**Short exercise**
Take the records underneath and set them down exactly.

**Entries provided**
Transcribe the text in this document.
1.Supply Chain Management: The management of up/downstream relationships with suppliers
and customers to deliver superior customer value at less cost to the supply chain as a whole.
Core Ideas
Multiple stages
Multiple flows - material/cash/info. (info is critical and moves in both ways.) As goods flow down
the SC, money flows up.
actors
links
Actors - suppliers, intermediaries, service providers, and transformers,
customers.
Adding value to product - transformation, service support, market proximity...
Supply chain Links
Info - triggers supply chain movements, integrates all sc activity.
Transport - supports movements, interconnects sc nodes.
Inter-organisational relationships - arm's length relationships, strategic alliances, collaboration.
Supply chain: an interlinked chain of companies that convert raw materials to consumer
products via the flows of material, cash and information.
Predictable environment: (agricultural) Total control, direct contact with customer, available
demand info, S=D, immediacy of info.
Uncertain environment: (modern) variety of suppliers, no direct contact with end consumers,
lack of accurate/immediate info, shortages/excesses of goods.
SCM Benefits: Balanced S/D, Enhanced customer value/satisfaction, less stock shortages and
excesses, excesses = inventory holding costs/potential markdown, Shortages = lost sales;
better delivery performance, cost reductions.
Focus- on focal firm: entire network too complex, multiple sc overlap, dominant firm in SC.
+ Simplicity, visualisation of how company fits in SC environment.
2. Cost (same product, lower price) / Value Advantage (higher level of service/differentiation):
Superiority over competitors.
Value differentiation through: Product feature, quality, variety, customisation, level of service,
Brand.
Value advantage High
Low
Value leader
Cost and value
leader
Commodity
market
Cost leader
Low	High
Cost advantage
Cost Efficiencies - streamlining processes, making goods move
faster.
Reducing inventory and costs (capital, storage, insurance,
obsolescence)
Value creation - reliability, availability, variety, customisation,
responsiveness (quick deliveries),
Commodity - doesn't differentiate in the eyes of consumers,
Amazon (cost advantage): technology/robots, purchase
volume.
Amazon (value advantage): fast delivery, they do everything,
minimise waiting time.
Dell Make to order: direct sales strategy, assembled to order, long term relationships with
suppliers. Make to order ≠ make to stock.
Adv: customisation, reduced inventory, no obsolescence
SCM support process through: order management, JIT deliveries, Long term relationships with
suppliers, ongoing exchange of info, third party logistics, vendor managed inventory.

**The response**
Transcribe the text in this document.
1.Supply Chain Management: The management of up/downstream relationships with suppliers
and customers to deliver superior customer value at less cost to the supply chain as a whole.
Core Ideas
Multiple stages
Multiple flows - material/cash/info. (info is critical and moves in both ways.) As goods flow down
the SC, money flows up.
actors
links
Actors - suppliers, intermediaries, service providers, and transformers,
customers.
Adding value to product - transformation, service support, market proximity...
Supply chain Links
Info - triggers supply chain movements, integrates all sc activity.
Transport - supports movements, interconnects sc nodes.
Inter-organisational relationships - arm's length relationships, strategic alliances, collaboration.
Supply chain: an interlinked chain of companies that convert raw materials to consumer
products via the flows of material, cash and information.
Predictable environment: (agricultural) Total control, direct contact with customer, available
demand info, S=D, immediacy of info.
Uncertain environment: (modern) variety of suppliers, no direct contact with end consumers,
lack of accurate/immediate info, shortages/excesses of goods.
SCM Benefits: Balanced S/D, Enhanced customer value/satisfaction, less stock shortages and
excesses, excesses = inventory holding costs/potential markdown, Shortages = lost sales;
better delivery performance, cost reductions.
Focus- on focal firm: entire network too complex, multiple sc overlap, dominant firm in SC.
+ Simplicity, visualisation of how company fits in SC environment.
2. Cost (same product, lower price) / Value Advantage (higher level of service/differentiation):
Superiority over competitors.
Value differentiation through: Product feature, quality, variety, customisation, level of service,
Brand.
Value advantage High
Low
Value leader
Cost and value
leader
Commodity
market
Cost leader
Low	High
Cost advantage
Cost Efficiencies - streamlining processes, making goods move
faster.
Reducing inventory and costs (capital, storage, insurance,
obsolescence)
Value creation - reliability, availability, variety, customisation,
responsiveness (quick deliveries),
Commodity - doesn't differentiate in the eyes of consumers,
Amazon (cost advantage): technology/robots, purchase
volume.
Amazon (value advantage): fast delivery, they do everything,
minimise waiting time.
Dell Make to order: direct sales strategy, assembled to order, long term relationships with
suppliers. Make to order ≠ make to stock.
Adv: customisation, reduced inventory, no obsolescence
SCM support process through: order management, JIT deliveries, Long term relationships with
suppliers, ongoing exchange of info, third party logistics, vendor managed inventory.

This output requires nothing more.